--- WORK TO BE COMPLETED ---
Carry none of the pictures over; set down the material below exactly.
::: SUPPLIED RECORDS
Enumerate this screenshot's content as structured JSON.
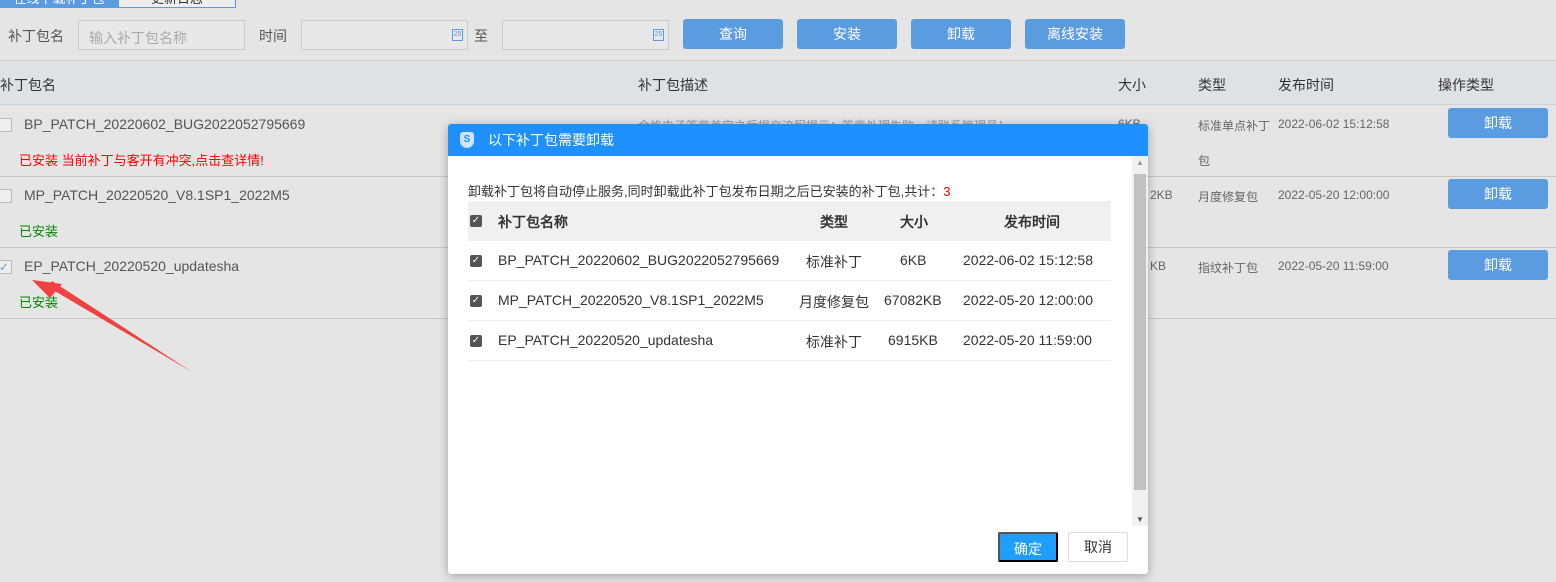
{
  "tabs": [
    "在线下载补丁包",
    "更新日志"
  ],
  "filter": {
    "name_label": "补丁包名",
    "name_placeholder": "输入补丁包名称",
    "time_label": "时间",
    "to_label": "至",
    "query": "查询",
    "install": "安装",
    "uninstall": "卸载",
    "offline_install": "离线安装"
  },
  "table": {
    "headers": [
      "补丁包名",
      "补丁包描述",
      "大小",
      "类型",
      "发布时间",
      "操作类型"
    ],
    "rows": [
      {
        "name": "BP_PATCH_20220602_BUG2022052795669",
        "status": "已安装 当前补丁与客开有冲突,点击查详情!",
        "desc": "金格电子签章盖完之后提交流程提示：签章处理失败，请联系管理员！",
        "size": "6KB",
        "type": "标准单点补丁",
        "type2": "包",
        "date": "2022-06-02 15:12:58",
        "action": "卸载",
        "checked": ""
      },
      {
        "name": "MP_PATCH_20220520_V8.1SP1_2022M5",
        "status": "已安装",
        "size": "2KB",
        "type": "月度修复包",
        "date": "2022-05-20 12:00:00",
        "action": "卸载",
        "checked": ""
      },
      {
        "name": "EP_PATCH_20220520_updatesha",
        "status": "已安装",
        "size": "KB",
        "type": "指纹补丁包",
        "date": "2022-05-20 11:59:00",
        "action": "卸载",
        "checked": "✓"
      }
    ]
  },
  "modal": {
    "title": "以下补丁包需要卸载",
    "message": "卸载补丁包将自动停止服务,同时卸载此补丁包发布日期之后已安装的补丁包,共计：",
    "count": "3",
    "headers": [
      "补丁包名称",
      "类型",
      "大小",
      "发布时间"
    ],
    "rows": [
      {
        "name": "BP_PATCH_20220602_BUG2022052795669",
        "type": "标准补丁",
        "size": "6KB",
        "date": "2022-06-02 15:12:58"
      },
      {
        "name": "MP_PATCH_20220520_V8.1SP1_2022M5",
        "type": "月度修复包",
        "size": "67082KB",
        "date": "2022-05-20 12:00:00"
      },
      {
        "name": "EP_PATCH_20220520_updatesha",
        "type": "标准补丁",
        "size": "6915KB",
        "date": "2022-05-20 11:59:00"
      }
    ],
    "ok": "确定",
    "cancel": "取消"
  },
  "colors": {
    "accent": "#1e90ff",
    "button": "#5b9be0",
    "error": "#ff0000",
    "success": "#008000",
    "arrow": "#f04040"
  }
}
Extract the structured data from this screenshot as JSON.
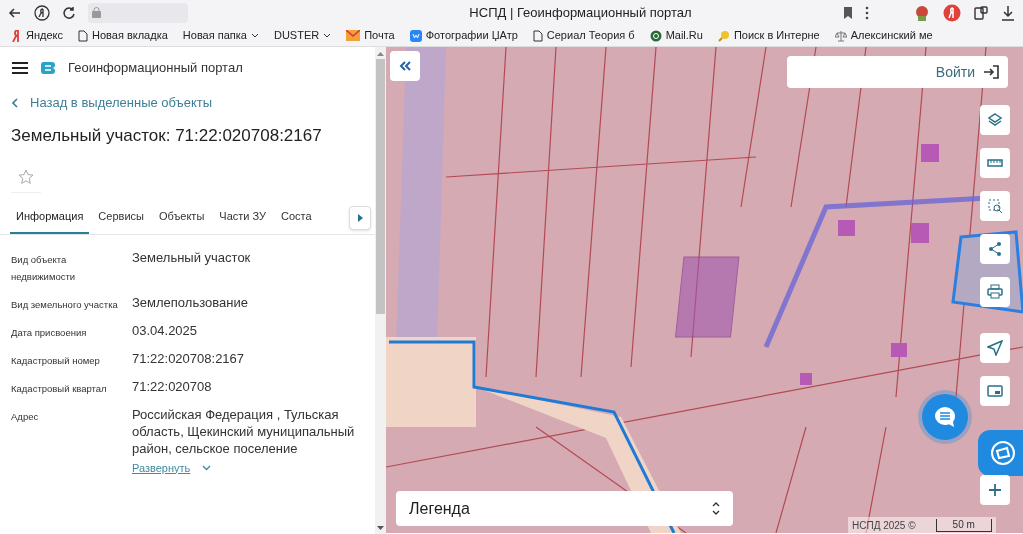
{
  "browser": {
    "title": "НСПД | Геоинформационный портал",
    "bookmarks": [
      {
        "label": "Яндекс",
        "kind": "yandex"
      },
      {
        "label": "Новая вкладка",
        "kind": "page"
      },
      {
        "label": "Новая папка",
        "kind": "folder"
      },
      {
        "label": "DUSTER",
        "kind": "folder"
      },
      {
        "label": "Почта",
        "kind": "mail"
      },
      {
        "label": "Фотографии ЏАтр",
        "kind": "vk"
      },
      {
        "label": "Сериал Теория б",
        "kind": "page"
      },
      {
        "label": "Mail.Ru",
        "kind": "mailru"
      },
      {
        "label": "Поиск в Интерне",
        "kind": "search"
      },
      {
        "label": "Алексинский ме",
        "kind": "scales"
      }
    ]
  },
  "panel": {
    "app_title": "Геоинформационный портал",
    "back_link": "Назад в выделенные объекты",
    "heading": "Земельный участок: 71:22:020708:2167",
    "tabs": [
      {
        "label": "Информация",
        "selected": true
      },
      {
        "label": "Сервисы",
        "selected": false
      },
      {
        "label": "Объекты",
        "selected": false
      },
      {
        "label": "Части ЗУ",
        "selected": false
      },
      {
        "label": "Соста",
        "selected": false
      }
    ],
    "fields": [
      {
        "label": "Вид объекта недвижимости",
        "value": "Земельный участок"
      },
      {
        "label": "Вид земельного участка",
        "value": "Землепользование"
      },
      {
        "label": "Дата присвоения",
        "value": "03.04.2025"
      },
      {
        "label": "Кадастровый номер",
        "value": "71:22:020708:2167"
      },
      {
        "label": "Кадастровый квартал",
        "value": "71:22:020708"
      },
      {
        "label": "Адрес",
        "value": "Российская Федерация , Тульская область, Щекинский муниципальный район, сельское поселение"
      }
    ],
    "expand_link": "Развернуть"
  },
  "map": {
    "login_button": "Войти",
    "legend": "Легенда",
    "attribution": "НСПД 2025 ©",
    "scale": "50 m"
  }
}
::::::
--- RESPONSE TO THIS TASK ---
Enumerate this screenshot's content as structured JSON.
{
  "tabs": [
    "在线下载补丁包",
    "更新日志"
  ],
  "filter": {
    "name_label": "补丁包名",
    "name_placeholder": "输入补丁包名称",
    "time_label": "时间",
    "to_label": "至",
    "query": "查询",
    "install": "安装",
    "uninstall": "卸载",
    "offline_install": "离线安装"
  },
  "table": {
    "headers": [
      "补丁包名",
      "补丁包描述",
      "大小",
      "类型",
      "发布时间",
      "操作类型"
    ],
    "rows": [
      {
        "name": "BP_PATCH_20220602_BUG2022052795669",
        "status": "已安装 当前补丁与客开有冲突,点击查详情!",
        "desc": "金格电子签章盖完之后提交流程提示：签章处理失败，请联系管理员！",
        "size": "6KB",
        "type": "标准单点补丁",
        "type2": "包",
        "date": "2022-06-02 15:12:58",
        "action": "卸载",
        "checked": ""
      },
      {
        "name": "MP_PATCH_20220520_V8.1SP1_2022M5",
        "status": "已安装",
        "size": "2KB",
        "type": "月度修复包",
        "date": "2022-05-20 12:00:00",
        "action": "卸载",
        "checked": ""
      },
      {
        "name": "EP_PATCH_20220520_updatesha",
        "status": "已安装",
        "size": "KB",
        "type": "指纹补丁包",
        "date": "2022-05-20 11:59:00",
        "action": "卸载",
        "checked": "✓"
      }
    ]
  },
  "modal": {
    "title": "以下补丁包需要卸载",
    "message": "卸载补丁包将自动停止服务,同时卸载此补丁包发布日期之后已安装的补丁包,共计：",
    "count": "3",
    "headers": [
      "补丁包名称",
      "类型",
      "大小",
      "发布时间"
    ],
    "rows": [
      {
        "name": "BP_PATCH_20220602_BUG2022052795669",
        "type": "标准补丁",
        "size": "6KB",
        "date": "2022-06-02 15:12:58"
      },
      {
        "name": "MP_PATCH_20220520_V8.1SP1_2022M5",
        "type": "月度修复包",
        "size": "67082KB",
        "date": "2022-05-20 12:00:00"
      },
      {
        "name": "EP_PATCH_20220520_updatesha",
        "type": "标准补丁",
        "size": "6915KB",
        "date": "2022-05-20 11:59:00"
      }
    ],
    "ok": "确定",
    "cancel": "取消"
  },
  "colors": {
    "accent": "#1e90ff",
    "button": "#5b9be0",
    "error": "#ff0000",
    "success": "#008000",
    "arrow": "#f04040"
  }
}
Extract the structured data from this screenshot as JSON.
{
  "browser": {
    "title": "НСПД | Геоинформационный портал",
    "bookmarks": [
      {
        "label": "Яндекс",
        "kind": "yandex"
      },
      {
        "label": "Новая вкладка",
        "kind": "page"
      },
      {
        "label": "Новая папка",
        "kind": "folder"
      },
      {
        "label": "DUSTER",
        "kind": "folder"
      },
      {
        "label": "Почта",
        "kind": "mail"
      },
      {
        "label": "Фотографии ЏАтр",
        "kind": "vk"
      },
      {
        "label": "Сериал Теория б",
        "kind": "page"
      },
      {
        "label": "Mail.Ru",
        "kind": "mailru"
      },
      {
        "label": "Поиск в Интерне",
        "kind": "search"
      },
      {
        "label": "Алексинский ме",
        "kind": "scales"
      }
    ]
  },
  "panel": {
    "app_title": "Геоинформационный портал",
    "back_link": "Назад в выделенные объекты",
    "heading": "Земельный участок: 71:22:020708:2167",
    "tabs": [
      {
        "label": "Информация",
        "selected": true
      },
      {
        "label": "Сервисы",
        "selected": false
      },
      {
        "label": "Объекты",
        "selected": false
      },
      {
        "label": "Части ЗУ",
        "selected": false
      },
      {
        "label": "Соста",
        "selected": false
      }
    ],
    "fields": [
      {
        "label": "Вид объекта недвижимости",
        "value": "Земельный участок"
      },
      {
        "label": "Вид земельного участка",
        "value": "Землепользование"
      },
      {
        "label": "Дата присвоения",
        "value": "03.04.2025"
      },
      {
        "label": "Кадастровый номер",
        "value": "71:22:020708:2167"
      },
      {
        "label": "Кадастровый квартал",
        "value": "71:22:020708"
      },
      {
        "label": "Адрес",
        "value": "Российская Федерация , Тульская область, Щекинский муниципальный район, сельское поселение"
      }
    ],
    "expand_link": "Развернуть"
  },
  "map": {
    "login_button": "Войти",
    "legend": "Легенда",
    "attribution": "НСПД 2025 ©",
    "scale": "50 m"
  }
}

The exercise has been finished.